Data entries:
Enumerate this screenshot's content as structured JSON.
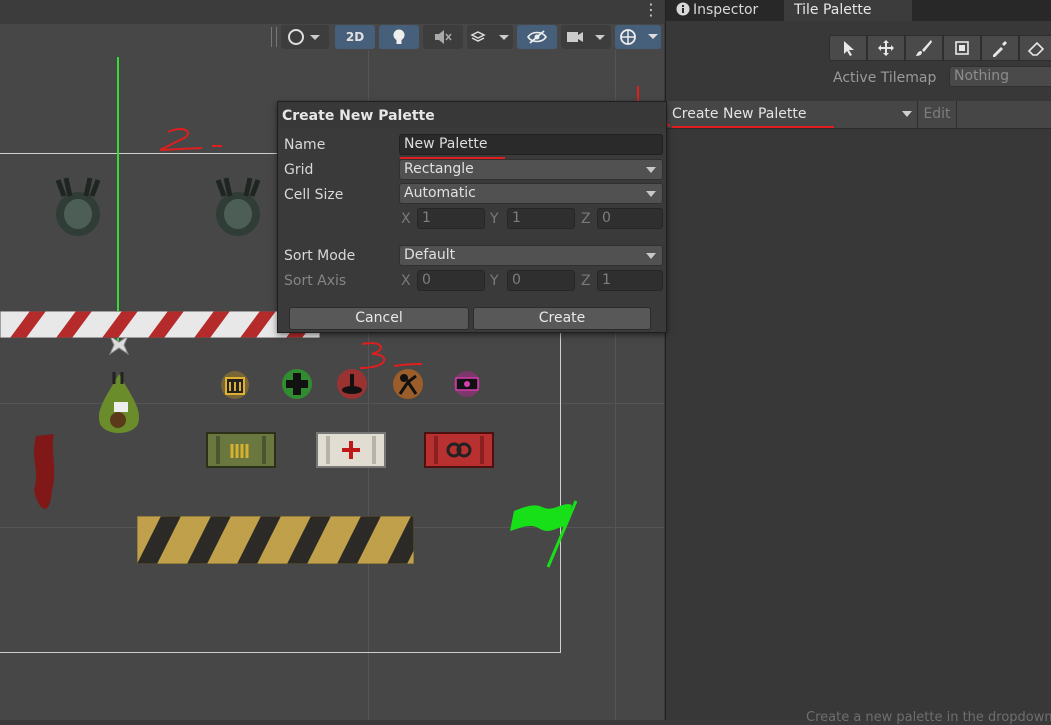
{
  "scene": {
    "toolbar": {
      "mode_2d_label": "2D",
      "kebab": "⋮"
    },
    "annotations": {
      "step1": "1",
      "step2": "2",
      "step3": "3"
    }
  },
  "panel": {
    "tabs": [
      {
        "label": "Inspector",
        "icon": "info-icon"
      },
      {
        "label": "Tile Palette"
      }
    ],
    "tools": [
      "select-arrow-icon",
      "move-icon",
      "brush-icon",
      "box-fill-icon",
      "picker-icon",
      "eraser-icon"
    ],
    "active_tilemap_label": "Active Tilemap",
    "active_tilemap_value": "Nothing",
    "palette_dropdown_label": "Create New Palette",
    "edit_label": "Edit",
    "bottom_hint": "Create a new palette in the dropdown above."
  },
  "dialog": {
    "title": "Create New Palette",
    "name_label": "Name",
    "name_value": "New Palette",
    "grid_label": "Grid",
    "grid_value": "Rectangle",
    "cell_size_label": "Cell Size",
    "cell_size_value": "Automatic",
    "cell_x_label": "X",
    "cell_x": "1",
    "cell_y_label": "Y",
    "cell_y": "1",
    "cell_z_label": "Z",
    "cell_z": "0",
    "sort_mode_label": "Sort Mode",
    "sort_mode_value": "Default",
    "sort_axis_label": "Sort Axis",
    "axis_x_label": "X",
    "axis_x": "0",
    "axis_y_label": "Y",
    "axis_y": "0",
    "axis_z_label": "Z",
    "axis_z": "1",
    "cancel_label": "Cancel",
    "create_label": "Create"
  },
  "colors": {
    "accent_blue": "#46607c",
    "annotation_red": "#e01e1e",
    "gizmo_green": "#33dd33"
  }
}
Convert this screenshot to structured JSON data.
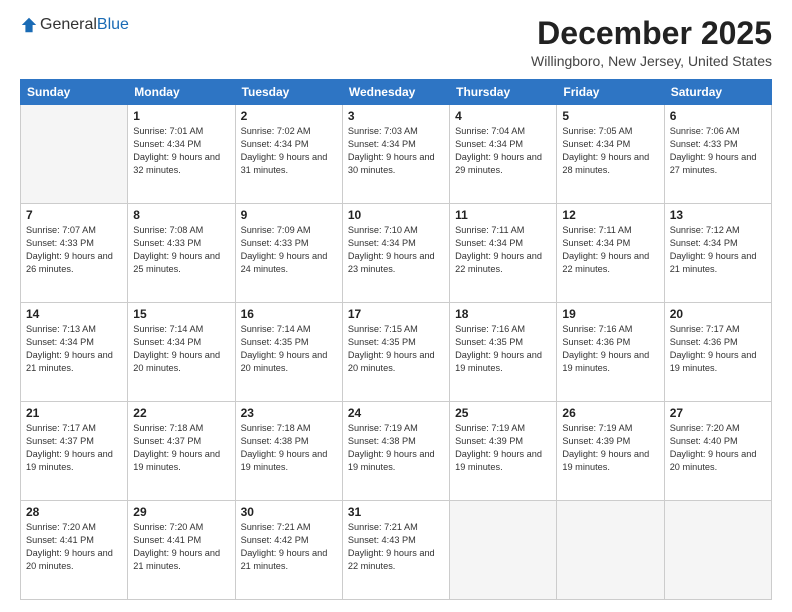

▸ EXERCISE REQUIREMENTS
Your reply is one number: how many lines of the records above contain the word "Create".

▸ WRITTEN ANSWER
4